[start]

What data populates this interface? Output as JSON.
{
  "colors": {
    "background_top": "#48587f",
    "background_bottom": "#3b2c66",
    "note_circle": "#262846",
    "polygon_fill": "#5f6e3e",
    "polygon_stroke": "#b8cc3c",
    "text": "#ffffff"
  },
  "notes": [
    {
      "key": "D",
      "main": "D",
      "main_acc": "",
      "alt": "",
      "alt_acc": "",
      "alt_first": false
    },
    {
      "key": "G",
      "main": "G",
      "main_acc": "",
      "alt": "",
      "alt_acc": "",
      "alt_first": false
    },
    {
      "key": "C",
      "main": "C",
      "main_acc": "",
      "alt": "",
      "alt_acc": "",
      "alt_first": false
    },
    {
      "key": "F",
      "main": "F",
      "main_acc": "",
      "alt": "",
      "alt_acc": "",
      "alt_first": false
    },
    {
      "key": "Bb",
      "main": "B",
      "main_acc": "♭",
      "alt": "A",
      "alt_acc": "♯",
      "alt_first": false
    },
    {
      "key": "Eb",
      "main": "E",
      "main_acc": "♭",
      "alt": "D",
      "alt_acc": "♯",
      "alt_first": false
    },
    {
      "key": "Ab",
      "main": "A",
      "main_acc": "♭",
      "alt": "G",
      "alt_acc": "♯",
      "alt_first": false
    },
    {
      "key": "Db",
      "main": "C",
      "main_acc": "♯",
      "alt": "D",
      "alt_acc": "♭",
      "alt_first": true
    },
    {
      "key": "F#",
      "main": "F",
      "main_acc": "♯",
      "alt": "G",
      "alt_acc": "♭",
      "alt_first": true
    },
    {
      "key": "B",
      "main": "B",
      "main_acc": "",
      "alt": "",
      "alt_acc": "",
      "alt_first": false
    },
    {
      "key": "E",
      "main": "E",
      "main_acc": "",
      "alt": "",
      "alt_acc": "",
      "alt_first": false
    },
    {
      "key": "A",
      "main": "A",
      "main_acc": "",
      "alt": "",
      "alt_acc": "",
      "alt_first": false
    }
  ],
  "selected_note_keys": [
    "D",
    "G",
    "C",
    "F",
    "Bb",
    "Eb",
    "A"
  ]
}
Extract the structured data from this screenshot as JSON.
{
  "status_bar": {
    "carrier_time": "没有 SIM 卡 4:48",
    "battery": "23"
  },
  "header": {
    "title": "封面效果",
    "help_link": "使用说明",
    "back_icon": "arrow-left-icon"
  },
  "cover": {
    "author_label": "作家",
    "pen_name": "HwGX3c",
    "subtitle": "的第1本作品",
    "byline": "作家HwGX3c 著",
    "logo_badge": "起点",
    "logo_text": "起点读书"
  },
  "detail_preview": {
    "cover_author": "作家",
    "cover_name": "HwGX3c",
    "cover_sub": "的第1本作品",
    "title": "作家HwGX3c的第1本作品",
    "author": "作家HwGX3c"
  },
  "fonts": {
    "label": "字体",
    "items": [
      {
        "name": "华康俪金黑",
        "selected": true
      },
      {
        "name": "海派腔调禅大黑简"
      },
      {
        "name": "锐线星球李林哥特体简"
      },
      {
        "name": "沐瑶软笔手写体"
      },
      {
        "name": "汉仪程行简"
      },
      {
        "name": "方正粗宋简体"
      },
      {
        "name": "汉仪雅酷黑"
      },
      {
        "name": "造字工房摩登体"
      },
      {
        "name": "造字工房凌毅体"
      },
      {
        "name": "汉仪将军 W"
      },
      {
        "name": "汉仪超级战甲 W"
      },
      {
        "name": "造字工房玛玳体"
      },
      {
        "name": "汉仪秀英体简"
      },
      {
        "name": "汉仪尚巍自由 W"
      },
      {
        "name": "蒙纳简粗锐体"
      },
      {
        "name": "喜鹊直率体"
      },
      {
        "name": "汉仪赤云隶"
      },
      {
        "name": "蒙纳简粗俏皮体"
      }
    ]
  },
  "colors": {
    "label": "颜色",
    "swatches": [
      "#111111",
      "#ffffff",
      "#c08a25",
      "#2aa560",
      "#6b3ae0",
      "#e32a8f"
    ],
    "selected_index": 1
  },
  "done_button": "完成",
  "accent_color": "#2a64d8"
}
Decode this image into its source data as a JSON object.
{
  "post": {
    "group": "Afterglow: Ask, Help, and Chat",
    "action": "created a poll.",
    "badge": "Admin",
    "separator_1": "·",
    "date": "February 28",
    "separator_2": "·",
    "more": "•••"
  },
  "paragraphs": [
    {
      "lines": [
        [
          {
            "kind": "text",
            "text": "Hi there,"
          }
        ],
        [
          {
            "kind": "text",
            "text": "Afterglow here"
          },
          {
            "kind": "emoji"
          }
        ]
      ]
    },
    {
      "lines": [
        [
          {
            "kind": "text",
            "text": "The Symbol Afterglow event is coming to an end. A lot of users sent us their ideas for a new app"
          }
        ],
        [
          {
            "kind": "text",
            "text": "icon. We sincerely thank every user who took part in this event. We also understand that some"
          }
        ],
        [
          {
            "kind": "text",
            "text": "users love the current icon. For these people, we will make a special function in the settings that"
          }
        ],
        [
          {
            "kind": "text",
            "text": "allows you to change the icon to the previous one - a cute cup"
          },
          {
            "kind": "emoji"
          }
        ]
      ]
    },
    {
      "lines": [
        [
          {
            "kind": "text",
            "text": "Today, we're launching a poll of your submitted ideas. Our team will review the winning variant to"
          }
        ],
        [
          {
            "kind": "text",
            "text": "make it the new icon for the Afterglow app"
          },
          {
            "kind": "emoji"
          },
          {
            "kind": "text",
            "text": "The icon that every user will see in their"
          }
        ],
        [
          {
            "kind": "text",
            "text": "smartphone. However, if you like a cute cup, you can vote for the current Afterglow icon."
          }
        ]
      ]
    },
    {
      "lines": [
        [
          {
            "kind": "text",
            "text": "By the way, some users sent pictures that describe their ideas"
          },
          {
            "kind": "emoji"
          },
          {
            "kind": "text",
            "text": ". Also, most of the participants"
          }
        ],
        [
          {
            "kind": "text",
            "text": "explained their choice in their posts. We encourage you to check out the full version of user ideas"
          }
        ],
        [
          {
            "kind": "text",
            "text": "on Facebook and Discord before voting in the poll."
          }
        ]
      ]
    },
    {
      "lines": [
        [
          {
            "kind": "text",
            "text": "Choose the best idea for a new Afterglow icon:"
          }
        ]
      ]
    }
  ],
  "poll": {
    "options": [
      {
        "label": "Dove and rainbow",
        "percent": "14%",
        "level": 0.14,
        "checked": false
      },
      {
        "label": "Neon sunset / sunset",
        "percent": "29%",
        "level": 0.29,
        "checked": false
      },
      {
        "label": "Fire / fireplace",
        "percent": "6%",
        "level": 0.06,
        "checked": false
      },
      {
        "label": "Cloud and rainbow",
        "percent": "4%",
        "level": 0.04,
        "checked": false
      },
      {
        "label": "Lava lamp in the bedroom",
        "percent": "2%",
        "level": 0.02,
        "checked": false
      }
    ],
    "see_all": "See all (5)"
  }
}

[end]

> [Written request]:
List all lines in the material containing the string "every".

> [Correct output]:
            "text": "icon. We sincerely thank every user who took part in this event. We also understand that some"
            "text": "The icon that every user will see in their"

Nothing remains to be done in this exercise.